Scan the listing below. Report each line that includes "band".

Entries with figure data
_ _ _ _ _

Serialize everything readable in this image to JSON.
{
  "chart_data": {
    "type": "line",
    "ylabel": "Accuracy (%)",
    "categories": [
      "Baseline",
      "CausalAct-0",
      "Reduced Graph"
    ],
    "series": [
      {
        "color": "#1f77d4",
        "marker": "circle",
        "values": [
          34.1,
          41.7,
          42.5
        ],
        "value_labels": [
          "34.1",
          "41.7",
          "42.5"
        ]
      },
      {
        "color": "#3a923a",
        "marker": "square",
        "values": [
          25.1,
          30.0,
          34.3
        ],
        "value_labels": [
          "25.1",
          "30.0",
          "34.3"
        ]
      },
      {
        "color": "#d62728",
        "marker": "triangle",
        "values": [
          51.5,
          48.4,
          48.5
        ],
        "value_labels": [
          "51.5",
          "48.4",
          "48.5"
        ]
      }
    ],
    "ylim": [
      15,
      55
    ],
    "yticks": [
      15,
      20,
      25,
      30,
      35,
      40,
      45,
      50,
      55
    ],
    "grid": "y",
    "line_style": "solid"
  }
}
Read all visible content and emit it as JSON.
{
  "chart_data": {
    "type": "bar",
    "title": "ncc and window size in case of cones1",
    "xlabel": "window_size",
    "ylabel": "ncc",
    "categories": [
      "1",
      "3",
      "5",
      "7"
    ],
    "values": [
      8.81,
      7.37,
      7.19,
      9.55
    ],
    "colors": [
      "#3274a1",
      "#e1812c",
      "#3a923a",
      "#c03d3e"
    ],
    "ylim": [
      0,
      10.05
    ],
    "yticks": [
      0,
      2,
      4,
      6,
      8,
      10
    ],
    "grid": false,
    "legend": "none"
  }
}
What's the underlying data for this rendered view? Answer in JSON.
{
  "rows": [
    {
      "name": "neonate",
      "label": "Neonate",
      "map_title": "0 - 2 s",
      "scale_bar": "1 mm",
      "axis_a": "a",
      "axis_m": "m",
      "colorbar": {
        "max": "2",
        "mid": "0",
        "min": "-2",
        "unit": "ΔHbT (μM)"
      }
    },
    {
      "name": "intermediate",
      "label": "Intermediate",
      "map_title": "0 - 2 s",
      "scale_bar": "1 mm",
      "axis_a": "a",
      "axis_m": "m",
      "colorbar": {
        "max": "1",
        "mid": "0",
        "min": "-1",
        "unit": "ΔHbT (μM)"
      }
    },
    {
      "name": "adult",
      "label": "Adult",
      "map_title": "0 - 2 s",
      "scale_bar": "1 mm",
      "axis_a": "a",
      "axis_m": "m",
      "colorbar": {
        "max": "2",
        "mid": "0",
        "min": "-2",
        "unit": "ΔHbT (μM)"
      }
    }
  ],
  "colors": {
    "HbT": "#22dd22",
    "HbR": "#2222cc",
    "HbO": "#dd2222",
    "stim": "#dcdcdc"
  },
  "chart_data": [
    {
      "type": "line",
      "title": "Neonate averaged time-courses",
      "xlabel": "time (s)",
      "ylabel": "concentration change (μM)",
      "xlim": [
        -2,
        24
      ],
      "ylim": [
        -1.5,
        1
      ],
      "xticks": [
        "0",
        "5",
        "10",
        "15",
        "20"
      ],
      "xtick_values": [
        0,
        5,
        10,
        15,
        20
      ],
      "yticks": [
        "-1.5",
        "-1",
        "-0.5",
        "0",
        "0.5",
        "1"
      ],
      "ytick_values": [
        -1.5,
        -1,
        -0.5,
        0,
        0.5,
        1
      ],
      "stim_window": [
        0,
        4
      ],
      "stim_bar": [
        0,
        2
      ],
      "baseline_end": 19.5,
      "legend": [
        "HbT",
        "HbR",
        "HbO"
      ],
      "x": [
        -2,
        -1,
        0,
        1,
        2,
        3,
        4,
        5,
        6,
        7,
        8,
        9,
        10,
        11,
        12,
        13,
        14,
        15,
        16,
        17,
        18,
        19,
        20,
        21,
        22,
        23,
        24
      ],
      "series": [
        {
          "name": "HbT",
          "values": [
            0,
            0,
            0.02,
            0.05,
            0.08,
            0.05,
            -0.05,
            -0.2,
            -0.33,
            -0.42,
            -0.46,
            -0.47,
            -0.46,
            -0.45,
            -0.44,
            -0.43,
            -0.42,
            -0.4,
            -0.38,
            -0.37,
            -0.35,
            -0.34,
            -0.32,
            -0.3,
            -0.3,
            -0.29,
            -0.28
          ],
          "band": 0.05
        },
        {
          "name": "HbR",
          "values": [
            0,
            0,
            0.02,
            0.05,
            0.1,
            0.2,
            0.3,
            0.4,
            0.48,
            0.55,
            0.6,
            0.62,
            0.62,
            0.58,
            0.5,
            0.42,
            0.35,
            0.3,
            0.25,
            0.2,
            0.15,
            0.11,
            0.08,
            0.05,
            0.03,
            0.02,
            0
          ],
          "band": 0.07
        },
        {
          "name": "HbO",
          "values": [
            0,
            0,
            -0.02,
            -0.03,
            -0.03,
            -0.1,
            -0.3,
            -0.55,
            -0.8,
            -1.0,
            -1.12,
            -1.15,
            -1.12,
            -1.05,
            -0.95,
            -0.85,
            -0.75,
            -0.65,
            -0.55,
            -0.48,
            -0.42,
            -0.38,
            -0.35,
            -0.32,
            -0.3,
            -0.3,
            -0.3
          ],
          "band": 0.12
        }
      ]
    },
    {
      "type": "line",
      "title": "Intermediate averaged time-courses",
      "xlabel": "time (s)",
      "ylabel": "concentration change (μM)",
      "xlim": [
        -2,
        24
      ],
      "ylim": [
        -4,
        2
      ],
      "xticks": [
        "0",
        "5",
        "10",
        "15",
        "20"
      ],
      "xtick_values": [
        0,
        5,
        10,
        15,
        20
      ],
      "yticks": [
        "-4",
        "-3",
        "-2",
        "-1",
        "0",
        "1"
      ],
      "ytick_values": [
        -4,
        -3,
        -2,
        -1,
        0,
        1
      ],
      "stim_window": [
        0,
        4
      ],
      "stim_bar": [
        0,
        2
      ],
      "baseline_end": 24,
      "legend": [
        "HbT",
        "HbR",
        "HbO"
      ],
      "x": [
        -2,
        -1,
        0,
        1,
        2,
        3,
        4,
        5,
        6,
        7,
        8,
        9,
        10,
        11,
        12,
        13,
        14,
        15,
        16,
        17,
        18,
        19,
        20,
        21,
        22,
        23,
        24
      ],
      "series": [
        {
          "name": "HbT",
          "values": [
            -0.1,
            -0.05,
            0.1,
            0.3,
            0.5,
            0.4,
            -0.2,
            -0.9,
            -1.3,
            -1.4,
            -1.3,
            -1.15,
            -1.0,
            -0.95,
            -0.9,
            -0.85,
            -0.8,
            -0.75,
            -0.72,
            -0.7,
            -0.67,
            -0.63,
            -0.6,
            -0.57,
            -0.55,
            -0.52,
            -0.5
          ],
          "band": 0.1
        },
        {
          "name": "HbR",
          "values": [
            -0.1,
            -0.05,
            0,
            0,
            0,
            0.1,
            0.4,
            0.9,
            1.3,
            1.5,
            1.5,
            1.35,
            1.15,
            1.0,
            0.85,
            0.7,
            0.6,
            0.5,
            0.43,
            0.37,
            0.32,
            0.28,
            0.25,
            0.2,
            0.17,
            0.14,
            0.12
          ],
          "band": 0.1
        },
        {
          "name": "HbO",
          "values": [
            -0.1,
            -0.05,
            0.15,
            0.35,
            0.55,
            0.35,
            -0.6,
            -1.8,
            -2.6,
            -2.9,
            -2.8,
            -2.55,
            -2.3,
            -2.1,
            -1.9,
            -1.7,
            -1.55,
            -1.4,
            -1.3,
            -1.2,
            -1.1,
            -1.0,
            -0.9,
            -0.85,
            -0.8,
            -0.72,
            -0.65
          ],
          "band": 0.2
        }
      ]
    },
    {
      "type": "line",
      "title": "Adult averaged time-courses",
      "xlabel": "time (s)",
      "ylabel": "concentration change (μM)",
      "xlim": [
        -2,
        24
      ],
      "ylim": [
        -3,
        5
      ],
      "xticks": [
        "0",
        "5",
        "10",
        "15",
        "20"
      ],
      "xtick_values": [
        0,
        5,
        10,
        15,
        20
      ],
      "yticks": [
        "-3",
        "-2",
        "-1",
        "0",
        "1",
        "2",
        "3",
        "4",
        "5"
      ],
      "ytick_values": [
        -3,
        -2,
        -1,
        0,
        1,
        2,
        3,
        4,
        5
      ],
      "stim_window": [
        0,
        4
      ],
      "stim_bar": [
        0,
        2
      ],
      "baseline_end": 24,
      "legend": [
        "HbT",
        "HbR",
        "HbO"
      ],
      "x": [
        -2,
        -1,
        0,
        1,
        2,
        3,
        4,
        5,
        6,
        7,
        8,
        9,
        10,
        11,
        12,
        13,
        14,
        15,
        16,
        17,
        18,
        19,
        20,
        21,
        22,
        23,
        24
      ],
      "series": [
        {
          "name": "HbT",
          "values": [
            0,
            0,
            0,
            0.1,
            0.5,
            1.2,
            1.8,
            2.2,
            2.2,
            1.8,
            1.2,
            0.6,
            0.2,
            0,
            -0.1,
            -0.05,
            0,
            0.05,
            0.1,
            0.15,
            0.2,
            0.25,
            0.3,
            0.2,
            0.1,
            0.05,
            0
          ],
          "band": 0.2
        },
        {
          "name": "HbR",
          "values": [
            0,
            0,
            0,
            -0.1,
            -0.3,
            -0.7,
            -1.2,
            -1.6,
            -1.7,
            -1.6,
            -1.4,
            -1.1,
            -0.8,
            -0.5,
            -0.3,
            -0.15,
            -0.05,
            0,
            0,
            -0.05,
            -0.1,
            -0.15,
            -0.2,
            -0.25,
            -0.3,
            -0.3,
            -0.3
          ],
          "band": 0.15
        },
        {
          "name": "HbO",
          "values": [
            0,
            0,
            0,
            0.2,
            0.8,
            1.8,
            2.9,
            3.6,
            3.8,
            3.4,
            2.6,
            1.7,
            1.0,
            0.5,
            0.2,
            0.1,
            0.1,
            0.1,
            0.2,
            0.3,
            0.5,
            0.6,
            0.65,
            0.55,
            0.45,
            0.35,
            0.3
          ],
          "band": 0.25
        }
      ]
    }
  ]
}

_ _ _ _ _

■ Problem solution:
          "band": 0.05
          "band": 0.07
          "band": 0.12
          "band": 0.1
          "band": 0.1
          "band": 0.2
          "band": 0.2
          "band": 0.15
          "band": 0.25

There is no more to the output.